Have You Seen a Picture of a Supernova?

By on Nov 29, 2012 in Supernova | 0 comments

Supernovas are probably one of the coolest events that happen in our universe. It’s just amazing of the sheer amount of energy these death machines put out. I came across a famous supernova called Supernova 1987A. As I researched the story behind it I gained a lot of appreciation for supernovas and how incredibly hard it is to catch one in the act.

Before I move on to the story let me just give you an overview of what a supernova is exactly.

Well a supernova depends on a few factors first actually. One of them being the size of the star. Our own Sun for example will not go supernova at the end of it’s life (you have around 5 billion years or so until that happens) because the size of it is too small. A star would have to be several times the size of that to actually go supernova. There are also two types of ways a star can go supernova:

  • Type I – a star accumulates matter from a nearby source until a runaway nuclear reaction happens.
  • Type II – star runs out of nuclear fuel and collapses under its own gravity (your favorite type!)
Here’s a picture of a supernova to show you what I mean:


Source: R Nave

Alright so now that you have a little background on what a supernova is let’s get right to a real one! A Type II-P (unusual one) Supernova 1987A

Source: Harvard Chandra

The story on how this was found is pretty cool. It started on a nice clear night on February 23, 1987. The first signal came from the particles called neutrinos, detected far below the ground in Japan and the US. A university of Toronto research assistant, Ian Shelton, was working high up in the Andes mountain of northern Chile and was getting ready for a 3 hour exposure of the Large Magellanic Cloud. When he developed the plate he noticed a bright ,or a magnitude of 5, star that shouldn’t have been there. Shelton walked right outside to investigate further and saw a lively energetic star that exploded 166,000 years ago. At the same time two other astronomers were spotting this star that should not have been there. Albert Jones in Nelson, New Zealand also spotted this and observed it for 4 hours. His research provided critical early coverage to this supernova.

• EXERCISE GOAL:
Can you repeat, word for word, the part of the supernova post above starting with "Well a supernova" and going on through "nuclear reaction happens."?

• ENTRIES:
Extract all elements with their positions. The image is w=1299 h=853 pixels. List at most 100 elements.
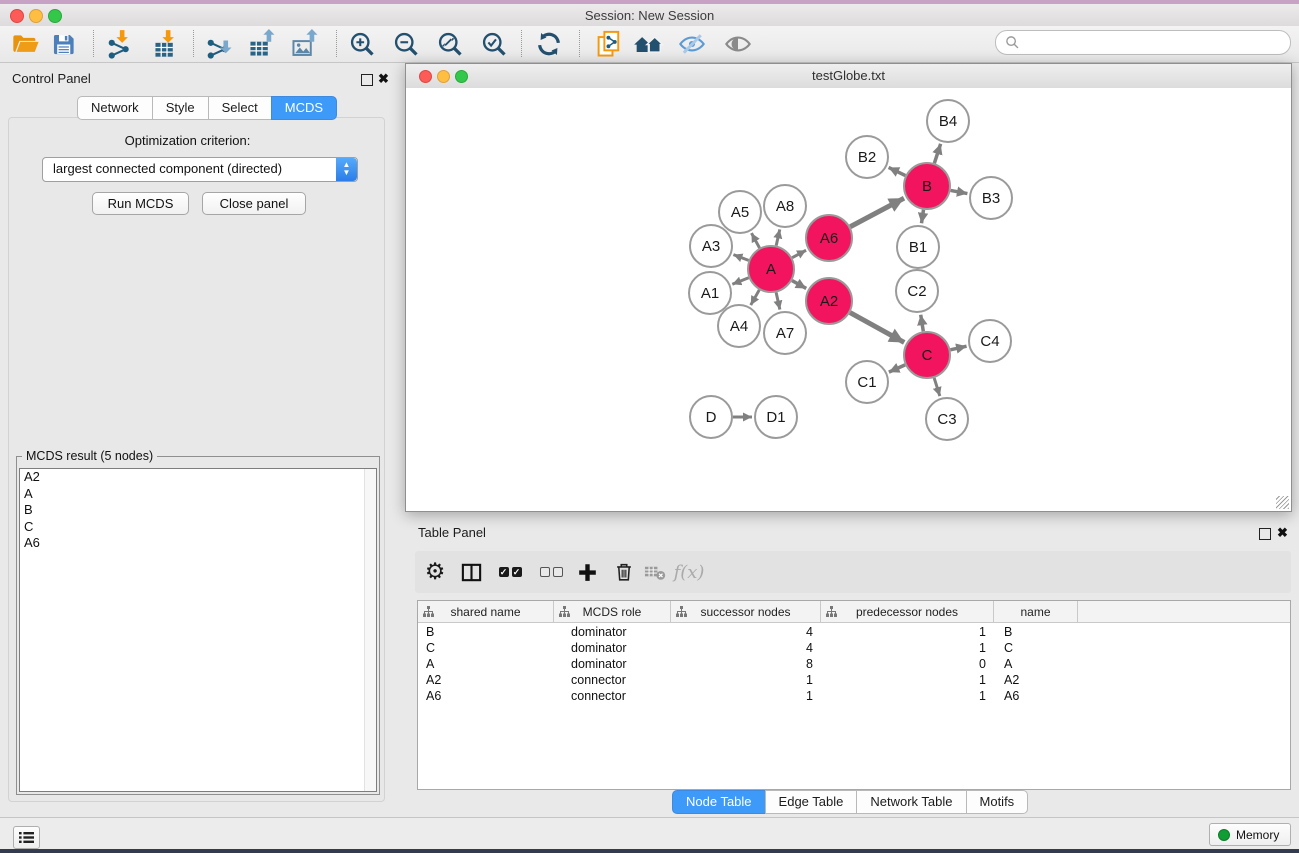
tab-network-table[interactable]: Network Table [856, 790, 966, 814]
graph-node-C1[interactable]: C1 [846, 361, 888, 403]
zoom-selected-icon[interactable] [476, 27, 512, 61]
graph-node-A3[interactable]: A3 [690, 225, 732, 267]
graph-edge-A-A8[interactable] [776, 229, 780, 245]
table-row[interactable]: Bdominator41B [418, 624, 1290, 640]
tab-edge-table[interactable]: Edge Table [765, 790, 858, 814]
tab-style[interactable]: Style [152, 96, 209, 120]
export-table-icon[interactable] [244, 27, 280, 61]
network-canvas[interactable]: B4 B2 B B3 A8A5 A6 A3 B1 A C2 A1 A2 A4A7 C4 C C1 D D1 C3 [406, 88, 1291, 511]
graph-node-C[interactable]: C [904, 332, 950, 378]
column-header-predecessor-nodes[interactable]: predecessor nodes [821, 601, 994, 622]
graph-node-D[interactable]: D [690, 396, 732, 438]
graph-node-A7[interactable]: A7 [764, 312, 806, 354]
close-panel-icon[interactable]: ✖ [378, 71, 389, 87]
graph-edge-B-B2[interactable] [889, 167, 906, 175]
graph-node-C2[interactable]: C2 [896, 270, 938, 312]
graph-edge-C-C3[interactable] [934, 378, 940, 396]
graph-edge-A-A7[interactable] [776, 292, 780, 309]
graph-node-A[interactable]: A [748, 246, 794, 292]
memory-button[interactable]: Memory [1209, 823, 1291, 846]
tab-motifs[interactable]: Motifs [966, 790, 1029, 814]
tab-network[interactable]: Network [77, 96, 153, 120]
save-session-icon[interactable] [45, 27, 81, 61]
resize-grip[interactable] [1276, 496, 1289, 509]
graph-edge-A6-B[interactable] [850, 198, 904, 227]
function-builder-icon[interactable]: f(x) [667, 551, 711, 593]
graph-node-B3[interactable]: B3 [970, 177, 1012, 219]
run-mcds-button[interactable]: Run MCDS [92, 192, 189, 215]
task-history-button[interactable] [13, 826, 40, 849]
show-all-icon[interactable] [720, 27, 756, 61]
graph-edge-C-C4[interactable] [950, 346, 966, 350]
table-cell: 4 [671, 624, 821, 640]
add-row-icon[interactable] [570, 551, 604, 593]
result-item[interactable]: C [20, 519, 376, 536]
deselect-all-icon[interactable] [536, 551, 566, 593]
graph-node-A2[interactable]: A2 [806, 278, 852, 324]
close-panel-button[interactable]: Close panel [202, 192, 306, 215]
graph-node-C3[interactable]: C3 [926, 398, 968, 440]
graph-edge-A-A3[interactable] [733, 255, 748, 261]
first-neighbors-icon[interactable] [631, 27, 667, 61]
hide-selected-icon[interactable] [674, 27, 710, 61]
graph-node-B2[interactable]: B2 [846, 136, 888, 178]
export-image-icon[interactable] [287, 27, 323, 61]
zoom-out-icon[interactable] [388, 27, 424, 61]
graph-edge-A-A2[interactable] [792, 281, 806, 289]
table-cell: A6 [418, 688, 554, 704]
graph-edge-A-A4[interactable] [751, 290, 760, 305]
result-item[interactable]: A2 [20, 469, 376, 486]
graph-node-A6[interactable]: A6 [806, 215, 852, 261]
open-file-icon[interactable] [7, 27, 43, 61]
table-row[interactable]: A2connector11A2 [418, 672, 1290, 688]
graph-edge-C-C2[interactable] [921, 315, 924, 332]
zoom-fit-icon[interactable] [432, 27, 468, 61]
graph-node-A1[interactable]: A1 [689, 272, 731, 314]
export-network-icon[interactable] [202, 27, 238, 61]
result-item[interactable]: A [20, 486, 376, 503]
graph-node-B4[interactable]: B4 [927, 100, 969, 142]
tab-node-table[interactable]: Node Table [672, 790, 766, 814]
settings-icon[interactable]: ⚙ [418, 551, 452, 593]
table-close-panel-icon[interactable]: ✖ [1277, 525, 1288, 541]
refresh-icon[interactable] [531, 27, 567, 61]
graph-edge-A2-C[interactable] [850, 313, 904, 343]
result-item[interactable]: B [20, 502, 376, 519]
graph-edge-C-C1[interactable] [889, 365, 905, 372]
columns-icon[interactable] [454, 551, 488, 593]
table-float-panel-icon[interactable] [1259, 528, 1271, 540]
import-table-icon[interactable] [149, 27, 185, 61]
column-header-name[interactable]: name [994, 601, 1078, 622]
graph-edge-A-A1[interactable] [732, 278, 748, 284]
column-header-shared-name[interactable]: shared name [418, 601, 554, 622]
graph-edge-A-A6[interactable] [792, 250, 806, 257]
graph-node-A5[interactable]: A5 [719, 191, 761, 233]
column-header-successor-nodes[interactable]: successor nodes [671, 601, 821, 622]
graph-node-A8[interactable]: A8 [764, 185, 806, 227]
criterion-dropdown[interactable]: largest connected component (directed) ▲… [42, 157, 358, 182]
table-row[interactable]: Cdominator41C [418, 640, 1290, 656]
table-row[interactable]: Adominator80A [418, 656, 1290, 672]
search-input[interactable] [995, 30, 1291, 55]
delete-icon[interactable] [607, 551, 641, 593]
graph-node-D1[interactable]: D1 [755, 396, 797, 438]
graph-edge-A-A5[interactable] [751, 233, 759, 248]
column-header-MCDS-role[interactable]: MCDS role [554, 601, 671, 622]
float-panel-icon[interactable] [361, 74, 373, 86]
clone-network-icon[interactable] [591, 27, 627, 61]
table-row[interactable]: A6connector11A6 [418, 688, 1290, 704]
tab-select[interactable]: Select [208, 96, 272, 120]
graph-edge-B-B1[interactable] [922, 210, 924, 224]
result-item[interactable]: A6 [20, 535, 376, 552]
select-all-icon[interactable]: ✓✓ [495, 551, 525, 593]
graph-edge-B-B3[interactable] [951, 190, 968, 193]
zoom-in-icon[interactable] [344, 27, 380, 61]
scrollbar-track[interactable] [364, 469, 376, 791]
tab-mcds[interactable]: MCDS [271, 96, 337, 120]
graph-node-B1[interactable]: B1 [897, 226, 939, 268]
graph-node-C4[interactable]: C4 [969, 320, 1011, 362]
graph-edge-B-B4[interactable] [934, 144, 940, 163]
import-network-icon[interactable] [103, 27, 139, 61]
graph-node-B[interactable]: B [904, 163, 950, 209]
graph-node-A4[interactable]: A4 [718, 305, 760, 347]
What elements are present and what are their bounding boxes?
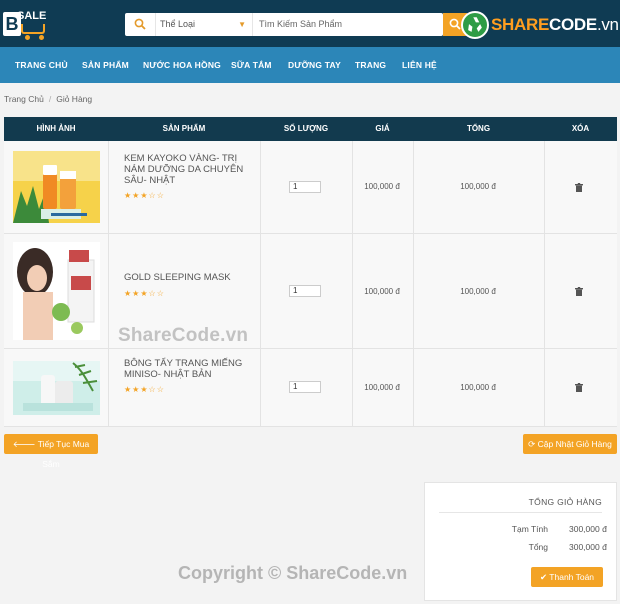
sharecode-watermark-logo: SHARECODE.vn xyxy=(461,10,619,40)
search-icon xyxy=(134,18,146,30)
nav-item-pages[interactable]: TRANG xyxy=(355,47,386,83)
column-header-total: TỔNG xyxy=(466,124,491,133)
column-header-quantity: SỐ LƯỢNG xyxy=(283,124,329,133)
cart-logo-icon xyxy=(21,24,45,34)
caret-down-icon: ▼ xyxy=(238,20,246,29)
copyright-watermark: Copyright © ShareCode.vn xyxy=(178,563,408,583)
checkout-button[interactable]: ✔ Thanh Toán xyxy=(531,567,603,587)
continue-shopping-button[interactable]: 🡐 Tiếp Tục Mua Sắm xyxy=(4,434,98,469)
column-header-image: HÌNH ẢNH xyxy=(36,124,76,133)
check-icon: ✔ xyxy=(539,572,548,582)
recycle-logo-icon xyxy=(461,11,489,39)
table-row: BÔNG TẨY TRANG MIẾNG MINISO- NHẬT BẢN ★★… xyxy=(4,349,617,427)
column-header-price: GIÁ xyxy=(375,124,390,133)
rating-stars: ★★★☆☆ xyxy=(124,385,165,394)
quantity-input[interactable]: 1 xyxy=(289,181,321,193)
breadcrumb: Trang Chủ / Giỏ Hàng xyxy=(4,94,92,104)
column-header-delete: XÓA xyxy=(571,124,590,133)
product-image[interactable] xyxy=(13,242,100,340)
product-name-link[interactable]: BÔNG TẨY TRANG MIẾNG MINISO- NHẬT BẢN xyxy=(124,358,254,380)
breadcrumb-home-link[interactable]: Trang Chủ xyxy=(4,94,44,104)
refresh-icon: ⟳ xyxy=(528,439,536,449)
arrow-left-icon: 🡐 xyxy=(12,439,36,449)
rating-stars: ★★★☆☆ xyxy=(124,289,165,298)
quantity-input[interactable]: 1 xyxy=(289,285,321,297)
subtotal-value: 300,000 đ xyxy=(569,524,607,534)
product-image[interactable] xyxy=(13,361,100,415)
unit-price: 100,000 đ xyxy=(364,383,400,392)
nav-item-contact[interactable]: LIÊN HỆ xyxy=(402,47,437,83)
line-total: 100,000 đ xyxy=(460,383,496,392)
nav-item-products[interactable]: SẢN PHẨM xyxy=(82,47,129,83)
total-value: 300,000 đ xyxy=(569,542,607,552)
unit-price: 100,000 đ xyxy=(364,287,400,296)
product-name-link[interactable]: KEM KAYOKO VÀNG- TRỊ NÁM DƯỠNG DA CHUYÊN… xyxy=(124,153,254,186)
divider xyxy=(439,512,602,513)
trash-icon[interactable] xyxy=(575,287,583,296)
quantity-input[interactable]: 1 xyxy=(289,381,321,393)
site-logo[interactable]: B SALE xyxy=(3,8,53,40)
search-icon xyxy=(449,18,461,30)
search-input[interactable]: Tìm Kiếm Sản Phẩm xyxy=(259,13,342,36)
cart-totals-title: TỔNG GIỎ HÀNG xyxy=(528,497,602,507)
subtotal-label: Tạm Tính xyxy=(511,524,548,534)
cart-wheel-icon xyxy=(39,35,44,40)
nav-item-shower-gel[interactable]: SỮA TẮM xyxy=(231,47,272,83)
line-total: 100,000 đ xyxy=(460,287,496,296)
product-name-link[interactable]: GOLD SLEEPING MASK xyxy=(124,272,254,283)
line-total: 100,000 đ xyxy=(460,182,496,191)
unit-price: 100,000 đ xyxy=(364,182,400,191)
nav-item-hand-care[interactable]: DƯỠNG TAY xyxy=(288,47,341,83)
product-image[interactable] xyxy=(13,151,100,223)
nav-item-home[interactable]: TRANG CHỦ xyxy=(15,47,68,83)
continue-shopping-label: Tiếp Tục Mua Sắm xyxy=(37,439,90,469)
trash-icon[interactable] xyxy=(575,183,583,192)
nav-item-rose-water[interactable]: NƯỚC HOA HỒNG xyxy=(143,47,221,83)
update-cart-label: Cập Nhật Giỏ Hàng xyxy=(537,439,612,449)
breadcrumb-current: Giỏ Hàng xyxy=(56,94,93,104)
table-row: GOLD SLEEPING MASK ★★★☆☆ 1 100,000 đ 100… xyxy=(4,234,617,349)
cart-totals-panel: TỔNG GIỎ HÀNG Tạm Tính 300,000 đ Tổng 30… xyxy=(424,482,617,601)
logo-text: SALE xyxy=(17,10,47,22)
watermark-text: ShareCode.vn xyxy=(118,325,249,346)
cart-wheel-icon xyxy=(25,35,30,40)
total-label: Tổng xyxy=(528,542,548,552)
sharecode-brand-text: SHARECODE.vn xyxy=(491,15,619,34)
table-row: KEM KAYOKO VÀNG- TRỊ NÁM DƯỠNG DA CHUYÊN… xyxy=(4,141,617,234)
trash-icon[interactable] xyxy=(575,383,583,392)
rating-stars: ★★★☆☆ xyxy=(124,191,165,200)
search-bar: Thể Loại ▼ Tìm Kiếm Sản Phẩm xyxy=(125,13,443,36)
table-header: HÌNH ẢNH SẢN PHẨM SỐ LƯỢNG GIÁ TỔNG XÓA xyxy=(4,117,617,141)
breadcrumb-separator: / xyxy=(48,94,52,104)
update-cart-button[interactable]: ⟳ Cập Nhật Giỏ Hàng xyxy=(523,434,617,454)
category-select[interactable]: Thể Loại ▼ xyxy=(155,13,253,36)
main-nav: TRANG CHỦ SẢN PHẨM NƯỚC HOA HỒNG SỮA TẮM… xyxy=(0,47,620,83)
checkout-label: Thanh Toán xyxy=(549,572,595,582)
top-bar: B SALE Thể Loại ▼ Tìm Kiếm Sản Phẩm SHAR… xyxy=(0,0,620,47)
category-select-value: Thể Loại xyxy=(160,19,196,29)
column-header-product: SẢN PHẨM xyxy=(162,124,206,133)
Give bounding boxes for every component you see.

• RESPONSE TO THE TASK:
Well a supernova depends on a few factors first actually. One of them being the size of the star. Our own Sun for example will not go supernova at the end of it’s life (you have around 5 billion years or so until that happens) because the size of it is too small. A star would have to be several times the size of that to actually go supernova. There are also two types of ways a star can go supernova:

  • Type I – a star accumulates matter from a nearby source until a runaway nuclear reaction happens.